» **TASK DETAILS**
Without the pictures, print each of the records below exactly as it appears.

» **PROVIDED RECORDS**
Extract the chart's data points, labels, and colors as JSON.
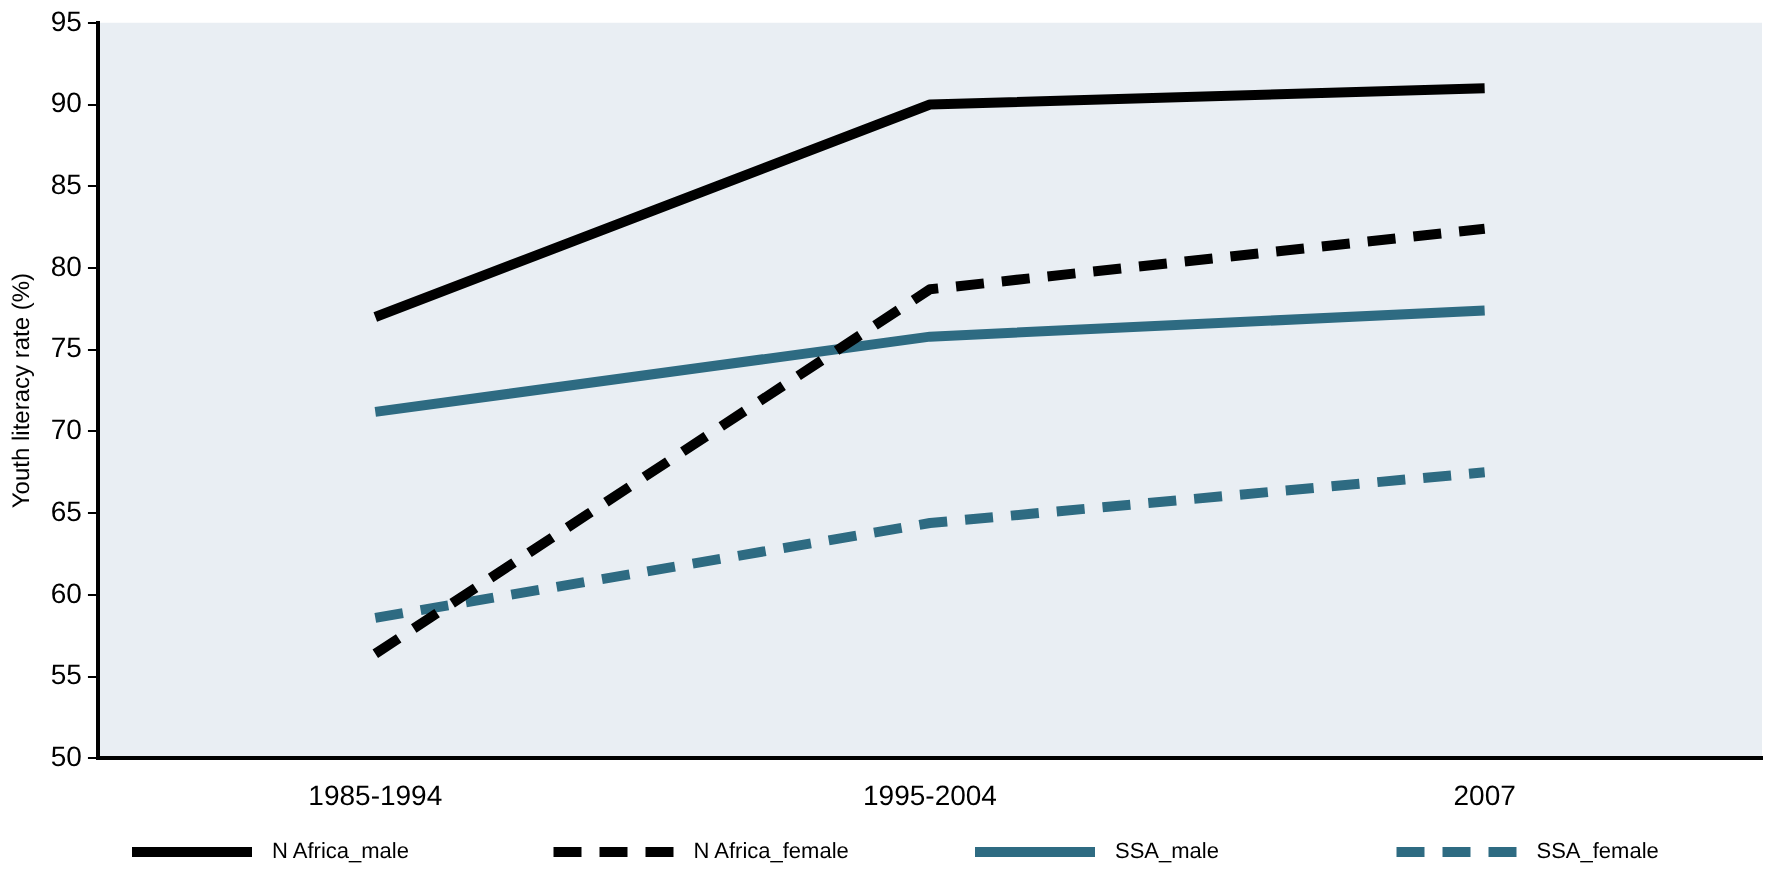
{
  "chart_data": {
    "type": "line",
    "ylabel": "Youth literacy rate (%)",
    "categories": [
      "1985-1994",
      "1995-2004",
      "2007"
    ],
    "series": [
      {
        "name": "N Africa_male",
        "color": "#000000",
        "line_style": "solid",
        "values": [
          77.0,
          90.0,
          91.0
        ]
      },
      {
        "name": "N Africa_female",
        "color": "#000000",
        "line_style": "dashed",
        "values": [
          56.4,
          78.7,
          82.4
        ]
      },
      {
        "name": "SSA_male",
        "color": "#2e6b82",
        "line_style": "solid",
        "values": [
          71.2,
          75.8,
          77.4
        ]
      },
      {
        "name": "SSA_female",
        "color": "#2e6b82",
        "line_style": "dashed",
        "values": [
          58.6,
          64.4,
          67.5
        ]
      }
    ],
    "ylim": [
      50,
      95
    ],
    "yticks": [
      50,
      55,
      60,
      65,
      70,
      75,
      80,
      85,
      90,
      95
    ],
    "grid": false,
    "legend": "bottom",
    "marker": "none"
  }
}
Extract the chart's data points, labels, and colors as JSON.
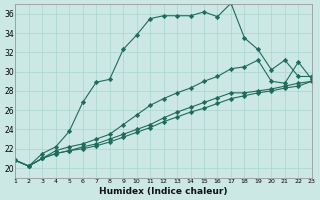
{
  "xlabel": "Humidex (Indice chaleur)",
  "bg_color": "#cce8e4",
  "line_color": "#1e6b5e",
  "grid_color": "#aad4ce",
  "xlim": [
    1,
    23
  ],
  "ylim": [
    19,
    37
  ],
  "yticks": [
    20,
    22,
    24,
    26,
    28,
    30,
    32,
    34,
    36
  ],
  "xticks": [
    1,
    2,
    3,
    4,
    5,
    6,
    7,
    8,
    9,
    10,
    11,
    12,
    13,
    14,
    15,
    16,
    17,
    18,
    19,
    20,
    21,
    22,
    23
  ],
  "series": [
    {
      "x": [
        1,
        2,
        3,
        4,
        5,
        6,
        7,
        8,
        9,
        10,
        11,
        12,
        13,
        14,
        15,
        16,
        17,
        18,
        19,
        20,
        21,
        22,
        23
      ],
      "y": [
        20.8,
        20.2,
        21.5,
        22.2,
        23.8,
        26.8,
        28.9,
        29.2,
        32.3,
        33.8,
        35.5,
        35.8,
        35.8,
        35.8,
        36.2,
        35.7,
        37.1,
        33.5,
        32.3,
        30.2,
        31.2,
        29.5,
        29.5
      ]
    },
    {
      "x": [
        1,
        2,
        3,
        4,
        5,
        6,
        7,
        8,
        9,
        10,
        11,
        12,
        13,
        14,
        15,
        16,
        17,
        18,
        19,
        20,
        21,
        22,
        23
      ],
      "y": [
        20.8,
        20.2,
        21.0,
        21.8,
        22.2,
        22.5,
        23.0,
        23.5,
        24.5,
        25.5,
        26.5,
        27.2,
        27.8,
        28.3,
        29.0,
        29.5,
        30.3,
        30.5,
        31.2,
        29.0,
        28.8,
        31.0,
        29.2
      ]
    },
    {
      "x": [
        1,
        2,
        3,
        4,
        5,
        6,
        7,
        8,
        9,
        10,
        11,
        12,
        13,
        14,
        15,
        16,
        17,
        18,
        19,
        20,
        21,
        22,
        23
      ],
      "y": [
        20.8,
        20.2,
        21.0,
        21.5,
        21.8,
        22.2,
        22.5,
        23.0,
        23.5,
        24.0,
        24.5,
        25.2,
        25.8,
        26.3,
        26.8,
        27.3,
        27.8,
        27.8,
        28.0,
        28.2,
        28.5,
        28.8,
        29.0
      ]
    },
    {
      "x": [
        1,
        2,
        3,
        4,
        5,
        6,
        7,
        8,
        9,
        10,
        11,
        12,
        13,
        14,
        15,
        16,
        17,
        18,
        19,
        20,
        21,
        22,
        23
      ],
      "y": [
        20.8,
        20.2,
        21.0,
        21.5,
        21.8,
        22.0,
        22.3,
        22.7,
        23.2,
        23.7,
        24.2,
        24.8,
        25.3,
        25.8,
        26.2,
        26.7,
        27.2,
        27.5,
        27.8,
        28.0,
        28.3,
        28.5,
        29.0
      ]
    }
  ]
}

» **COMPLETE RESPONSE**
Extract the chart's data points, labels, and colors as JSON.
{
  "chart_data": {
    "type": "line",
    "ylabel": "Youth literacy rate (%)",
    "categories": [
      "1985-1994",
      "1995-2004",
      "2007"
    ],
    "series": [
      {
        "name": "N Africa_male",
        "color": "#000000",
        "line_style": "solid",
        "values": [
          77.0,
          90.0,
          91.0
        ]
      },
      {
        "name": "N Africa_female",
        "color": "#000000",
        "line_style": "dashed",
        "values": [
          56.4,
          78.7,
          82.4
        ]
      },
      {
        "name": "SSA_male",
        "color": "#2e6b82",
        "line_style": "solid",
        "values": [
          71.2,
          75.8,
          77.4
        ]
      },
      {
        "name": "SSA_female",
        "color": "#2e6b82",
        "line_style": "dashed",
        "values": [
          58.6,
          64.4,
          67.5
        ]
      }
    ],
    "ylim": [
      50,
      95
    ],
    "yticks": [
      50,
      55,
      60,
      65,
      70,
      75,
      80,
      85,
      90,
      95
    ],
    "grid": false,
    "legend": "bottom",
    "marker": "none"
  }
}
Extract the chart's data points, labels, and colors as JSON.
{
  "xlabel": "Humidex (Indice chaleur)",
  "bg_color": "#cce8e4",
  "line_color": "#1e6b5e",
  "grid_color": "#aad4ce",
  "xlim": [
    1,
    23
  ],
  "ylim": [
    19,
    37
  ],
  "yticks": [
    20,
    22,
    24,
    26,
    28,
    30,
    32,
    34,
    36
  ],
  "xticks": [
    1,
    2,
    3,
    4,
    5,
    6,
    7,
    8,
    9,
    10,
    11,
    12,
    13,
    14,
    15,
    16,
    17,
    18,
    19,
    20,
    21,
    22,
    23
  ],
  "series": [
    {
      "x": [
        1,
        2,
        3,
        4,
        5,
        6,
        7,
        8,
        9,
        10,
        11,
        12,
        13,
        14,
        15,
        16,
        17,
        18,
        19,
        20,
        21,
        22,
        23
      ],
      "y": [
        20.8,
        20.2,
        21.5,
        22.2,
        23.8,
        26.8,
        28.9,
        29.2,
        32.3,
        33.8,
        35.5,
        35.8,
        35.8,
        35.8,
        36.2,
        35.7,
        37.1,
        33.5,
        32.3,
        30.2,
        31.2,
        29.5,
        29.5
      ]
    },
    {
      "x": [
        1,
        2,
        3,
        4,
        5,
        6,
        7,
        8,
        9,
        10,
        11,
        12,
        13,
        14,
        15,
        16,
        17,
        18,
        19,
        20,
        21,
        22,
        23
      ],
      "y": [
        20.8,
        20.2,
        21.0,
        21.8,
        22.2,
        22.5,
        23.0,
        23.5,
        24.5,
        25.5,
        26.5,
        27.2,
        27.8,
        28.3,
        29.0,
        29.5,
        30.3,
        30.5,
        31.2,
        29.0,
        28.8,
        31.0,
        29.2
      ]
    },
    {
      "x": [
        1,
        2,
        3,
        4,
        5,
        6,
        7,
        8,
        9,
        10,
        11,
        12,
        13,
        14,
        15,
        16,
        17,
        18,
        19,
        20,
        21,
        22,
        23
      ],
      "y": [
        20.8,
        20.2,
        21.0,
        21.5,
        21.8,
        22.2,
        22.5,
        23.0,
        23.5,
        24.0,
        24.5,
        25.2,
        25.8,
        26.3,
        26.8,
        27.3,
        27.8,
        27.8,
        28.0,
        28.2,
        28.5,
        28.8,
        29.0
      ]
    },
    {
      "x": [
        1,
        2,
        3,
        4,
        5,
        6,
        7,
        8,
        9,
        10,
        11,
        12,
        13,
        14,
        15,
        16,
        17,
        18,
        19,
        20,
        21,
        22,
        23
      ],
      "y": [
        20.8,
        20.2,
        21.0,
        21.5,
        21.8,
        22.0,
        22.3,
        22.7,
        23.2,
        23.7,
        24.2,
        24.8,
        25.3,
        25.8,
        26.2,
        26.7,
        27.2,
        27.5,
        27.8,
        28.0,
        28.3,
        28.5,
        29.0
      ]
    }
  ]
}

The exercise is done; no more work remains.